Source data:
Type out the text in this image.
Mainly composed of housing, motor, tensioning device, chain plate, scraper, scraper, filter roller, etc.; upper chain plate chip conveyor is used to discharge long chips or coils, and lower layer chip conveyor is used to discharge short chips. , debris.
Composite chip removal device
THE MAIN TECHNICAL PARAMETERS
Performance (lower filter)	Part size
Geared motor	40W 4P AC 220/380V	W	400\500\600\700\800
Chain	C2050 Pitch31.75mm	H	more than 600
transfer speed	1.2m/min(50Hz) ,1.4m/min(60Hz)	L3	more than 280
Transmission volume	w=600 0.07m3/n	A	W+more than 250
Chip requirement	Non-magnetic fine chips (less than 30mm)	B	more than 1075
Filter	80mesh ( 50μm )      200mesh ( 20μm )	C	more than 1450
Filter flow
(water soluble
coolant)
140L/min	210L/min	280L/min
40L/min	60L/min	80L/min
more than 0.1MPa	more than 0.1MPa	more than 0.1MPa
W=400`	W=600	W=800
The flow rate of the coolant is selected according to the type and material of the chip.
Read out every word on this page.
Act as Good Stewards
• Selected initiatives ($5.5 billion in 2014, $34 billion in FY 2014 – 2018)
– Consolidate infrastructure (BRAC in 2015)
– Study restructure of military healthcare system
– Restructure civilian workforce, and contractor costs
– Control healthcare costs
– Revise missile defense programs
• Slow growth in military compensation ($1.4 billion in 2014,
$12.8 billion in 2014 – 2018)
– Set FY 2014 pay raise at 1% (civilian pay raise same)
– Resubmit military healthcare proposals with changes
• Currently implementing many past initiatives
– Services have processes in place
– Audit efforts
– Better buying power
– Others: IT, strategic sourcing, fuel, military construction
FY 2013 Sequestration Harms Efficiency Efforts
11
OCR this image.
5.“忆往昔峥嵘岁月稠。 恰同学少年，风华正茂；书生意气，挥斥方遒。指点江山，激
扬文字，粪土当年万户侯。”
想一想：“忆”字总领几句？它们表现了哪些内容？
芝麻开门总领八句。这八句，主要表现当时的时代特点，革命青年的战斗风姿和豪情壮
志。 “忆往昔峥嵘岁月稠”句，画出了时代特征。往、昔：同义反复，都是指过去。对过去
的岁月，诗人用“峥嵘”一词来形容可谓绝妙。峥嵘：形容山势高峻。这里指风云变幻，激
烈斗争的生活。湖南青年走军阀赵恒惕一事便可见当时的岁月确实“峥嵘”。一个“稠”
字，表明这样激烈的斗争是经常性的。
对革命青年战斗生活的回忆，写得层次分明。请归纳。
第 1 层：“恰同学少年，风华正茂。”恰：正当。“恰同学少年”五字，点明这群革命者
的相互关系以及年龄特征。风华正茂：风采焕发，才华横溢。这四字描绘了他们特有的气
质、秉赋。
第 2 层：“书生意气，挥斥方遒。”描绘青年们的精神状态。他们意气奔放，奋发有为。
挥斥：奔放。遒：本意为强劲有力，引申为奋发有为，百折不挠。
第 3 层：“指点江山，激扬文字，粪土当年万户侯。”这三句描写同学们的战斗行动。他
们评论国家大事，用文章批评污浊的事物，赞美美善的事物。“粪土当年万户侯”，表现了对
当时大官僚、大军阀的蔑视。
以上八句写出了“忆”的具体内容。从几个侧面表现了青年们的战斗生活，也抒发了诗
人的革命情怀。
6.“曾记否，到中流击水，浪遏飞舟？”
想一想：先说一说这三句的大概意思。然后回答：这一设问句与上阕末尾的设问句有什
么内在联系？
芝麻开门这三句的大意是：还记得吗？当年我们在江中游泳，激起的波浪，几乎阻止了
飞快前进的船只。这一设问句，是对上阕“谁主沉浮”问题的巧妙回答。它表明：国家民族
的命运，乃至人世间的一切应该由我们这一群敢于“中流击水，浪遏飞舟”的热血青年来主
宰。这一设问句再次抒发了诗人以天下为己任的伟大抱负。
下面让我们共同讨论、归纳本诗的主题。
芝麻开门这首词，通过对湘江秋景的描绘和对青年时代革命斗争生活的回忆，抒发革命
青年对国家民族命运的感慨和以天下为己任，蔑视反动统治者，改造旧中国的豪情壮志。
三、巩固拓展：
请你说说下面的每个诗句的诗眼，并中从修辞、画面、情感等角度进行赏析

DIRECTIONS FOR THIS TASK:
Return the line that contains "OCR this image." and all lines after it, verbatim, and nothing else.

EXERCISE RESPONSE:
OCR this image.
5.“忆往昔峥嵘岁月稠。 恰同学少年，风华正茂；书生意气，挥斥方遒。指点江山，激
扬文字，粪土当年万户侯。”
想一想：“忆”字总领几句？它们表现了哪些内容？
芝麻开门总领八句。这八句，主要表现当时的时代特点，革命青年的战斗风姿和豪情壮
志。 “忆往昔峥嵘岁月稠”句，画出了时代特征。往、昔：同义反复，都是指过去。对过去
的岁月，诗人用“峥嵘”一词来形容可谓绝妙。峥嵘：形容山势高峻。这里指风云变幻，激
烈斗争的生活。湖南青年走军阀赵恒惕一事便可见当时的岁月确实“峥嵘”。一个“稠”
字，表明这样激烈的斗争是经常性的。
对革命青年战斗生活的回忆，写得层次分明。请归纳。
第 1 层：“恰同学少年，风华正茂。”恰：正当。“恰同学少年”五字，点明这群革命者
的相互关系以及年龄特征。风华正茂：风采焕发，才华横溢。这四字描绘了他们特有的气
质、秉赋。
第 2 层：“书生意气，挥斥方遒。”描绘青年们的精神状态。他们意气奔放，奋发有为。
挥斥：奔放。遒：本意为强劲有力，引申为奋发有为，百折不挠。
第 3 层：“指点江山，激扬文字，粪土当年万户侯。”这三句描写同学们的战斗行动。他
们评论国家大事，用文章批评污浊的事物，赞美美善的事物。“粪土当年万户侯”，表现了对
当时大官僚、大军阀的蔑视。
以上八句写出了“忆”的具体内容。从几个侧面表现了青年们的战斗生活，也抒发了诗
人的革命情怀。
6.“曾记否，到中流击水，浪遏飞舟？”
想一想：先说一说这三句的大概意思。然后回答：这一设问句与上阕末尾的设问句有什
么内在联系？
芝麻开门这三句的大意是：还记得吗？当年我们在江中游泳，激起的波浪，几乎阻止了
飞快前进的船只。这一设问句，是对上阕“谁主沉浮”问题的巧妙回答。它表明：国家民族
的命运，乃至人世间的一切应该由我们这一群敢于“中流击水，浪遏飞舟”的热血青年来主
宰。这一设问句再次抒发了诗人以天下为己任的伟大抱负。
下面让我们共同讨论、归纳本诗的主题。
芝麻开门这首词，通过对湘江秋景的描绘和对青年时代革命斗争生活的回忆，抒发革命
青年对国家民族命运的感慨和以天下为己任，蔑视反动统治者，改造旧中国的豪情壮志。
三、巩固拓展：
请你说说下面的每个诗句的诗眼，并中从修辞、画面、情感等角度进行赏析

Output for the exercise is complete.